>> begin DOCUMENT SECTION

OK, this is what I understood from De la Rosa: a 2-stop strategy is 10 to 15 seconds faster than a 3-stop one. RBR was correct in thinking that they needed to split their strategies if they wanted a 1-2, because getting one of your cars to get past Grosjean on the same strategy was achievable, but getting both was much more difficult - so you needed to try something to destabilise him. As we saw on the race, it worked to perfection; it would have equally worked had the RBR cars's roles been reversed, ie, had Vettel been given the 3-stop. What was also to be expected was that your 3-stop car would never be able to overcome the strategy disadvantage, and end up ahead of your 2-stop car (which the 3-stopper would have had to pass on track in any case, and Suzuka is known as not particularly easy for overtakings). So there you are: RBR knew, from the moment they put Webber in a 3-stop strategy, that he would never end ahead of Vettel.

 

It sounds odd, but I think I have to challenge De la Rosa here, since I can't believe that a 3-stop is 15s slower than 2-stop. Let's do the superficial math: 3 stops mean that your tyres are on average 4.5 laps fresher (calculation: 53/3-53/4) throughout the race. If a 1 lap fresher tyre gives you 0.05s advantage, then this amounts to 12 seconds in the race (53*4.5*0.05), which would make a 3-stop only 10 seconds slower than a 2-stop. Using a 0.05s advantage would be very much on the conservative side already.

>> end DOCUMENT SECTION
>> begin RECORD LIST

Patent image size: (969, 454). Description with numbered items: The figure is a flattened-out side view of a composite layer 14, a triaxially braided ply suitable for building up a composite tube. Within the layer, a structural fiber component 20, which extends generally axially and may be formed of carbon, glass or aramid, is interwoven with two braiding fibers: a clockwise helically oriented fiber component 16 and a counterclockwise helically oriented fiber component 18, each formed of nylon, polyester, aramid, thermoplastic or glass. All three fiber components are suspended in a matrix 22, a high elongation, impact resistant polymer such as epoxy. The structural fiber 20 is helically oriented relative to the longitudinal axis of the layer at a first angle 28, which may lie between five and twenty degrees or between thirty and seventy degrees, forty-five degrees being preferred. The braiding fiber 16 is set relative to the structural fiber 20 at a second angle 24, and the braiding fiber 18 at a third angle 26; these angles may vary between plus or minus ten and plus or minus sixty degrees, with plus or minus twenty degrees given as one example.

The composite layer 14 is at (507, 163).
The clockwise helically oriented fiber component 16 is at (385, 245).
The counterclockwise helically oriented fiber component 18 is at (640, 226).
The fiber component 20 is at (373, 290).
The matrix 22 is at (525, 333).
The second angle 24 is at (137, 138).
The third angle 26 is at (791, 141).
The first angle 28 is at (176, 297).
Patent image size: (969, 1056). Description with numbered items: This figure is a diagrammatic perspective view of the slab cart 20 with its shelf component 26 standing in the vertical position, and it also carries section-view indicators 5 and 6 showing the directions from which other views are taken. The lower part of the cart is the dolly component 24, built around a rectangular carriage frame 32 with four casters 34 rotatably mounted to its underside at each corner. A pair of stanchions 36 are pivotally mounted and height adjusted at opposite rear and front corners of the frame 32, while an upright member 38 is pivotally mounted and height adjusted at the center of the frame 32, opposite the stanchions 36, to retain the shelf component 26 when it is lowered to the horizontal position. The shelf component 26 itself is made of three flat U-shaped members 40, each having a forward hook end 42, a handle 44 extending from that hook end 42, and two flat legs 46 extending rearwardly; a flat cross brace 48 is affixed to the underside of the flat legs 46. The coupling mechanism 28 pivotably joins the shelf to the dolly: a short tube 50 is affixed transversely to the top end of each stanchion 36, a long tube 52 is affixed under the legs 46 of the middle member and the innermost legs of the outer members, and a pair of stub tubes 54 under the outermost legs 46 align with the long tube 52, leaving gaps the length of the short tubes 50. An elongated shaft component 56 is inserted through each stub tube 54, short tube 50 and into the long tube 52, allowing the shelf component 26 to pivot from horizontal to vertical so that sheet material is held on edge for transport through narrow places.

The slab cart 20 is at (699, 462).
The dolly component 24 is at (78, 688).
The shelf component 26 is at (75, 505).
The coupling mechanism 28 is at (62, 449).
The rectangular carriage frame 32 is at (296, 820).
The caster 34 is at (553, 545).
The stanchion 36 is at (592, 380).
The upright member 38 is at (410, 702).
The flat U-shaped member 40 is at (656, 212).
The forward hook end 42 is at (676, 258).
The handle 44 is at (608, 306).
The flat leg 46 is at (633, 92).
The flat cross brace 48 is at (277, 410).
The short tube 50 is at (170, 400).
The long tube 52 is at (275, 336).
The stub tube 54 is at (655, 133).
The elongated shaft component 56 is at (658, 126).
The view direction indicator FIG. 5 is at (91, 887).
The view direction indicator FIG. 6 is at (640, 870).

>> end RECORD LIST

TO BE DONE |
(a) List every person named in the race strategy text.
(b) Copy the race strategy text word for word, starting at "It sounds odd, but" and ending at "conservative side already.".
(c) In the race strategy text, how much faster is a 2-stop strategy than a 3-stop one, as the writer understood it from De la Rosa?

FINAL RESULTS |
(a) De la Rosa, Grosjean, Vettel, Webber

(b)
It sounds odd, but I think I have to challenge De la Rosa here, since I can't believe that a 3-stop is 15s slower than 2-stop. Let's do the superficial math: 3 stops mean that your tyres are on average 4.5 laps fresher (calculation: 53/3-53/4) throughout the race. If a 1 lap fresher tyre gives you 0.05s advantage, then this amounts to 12 seconds in the race (53*4.5*0.05), which would make a 3-stop only 10 seconds slower than a 2-stop. Using a 0.05s advantage would be very much on the conservative side already.

(c) 10 to 15 seconds faster.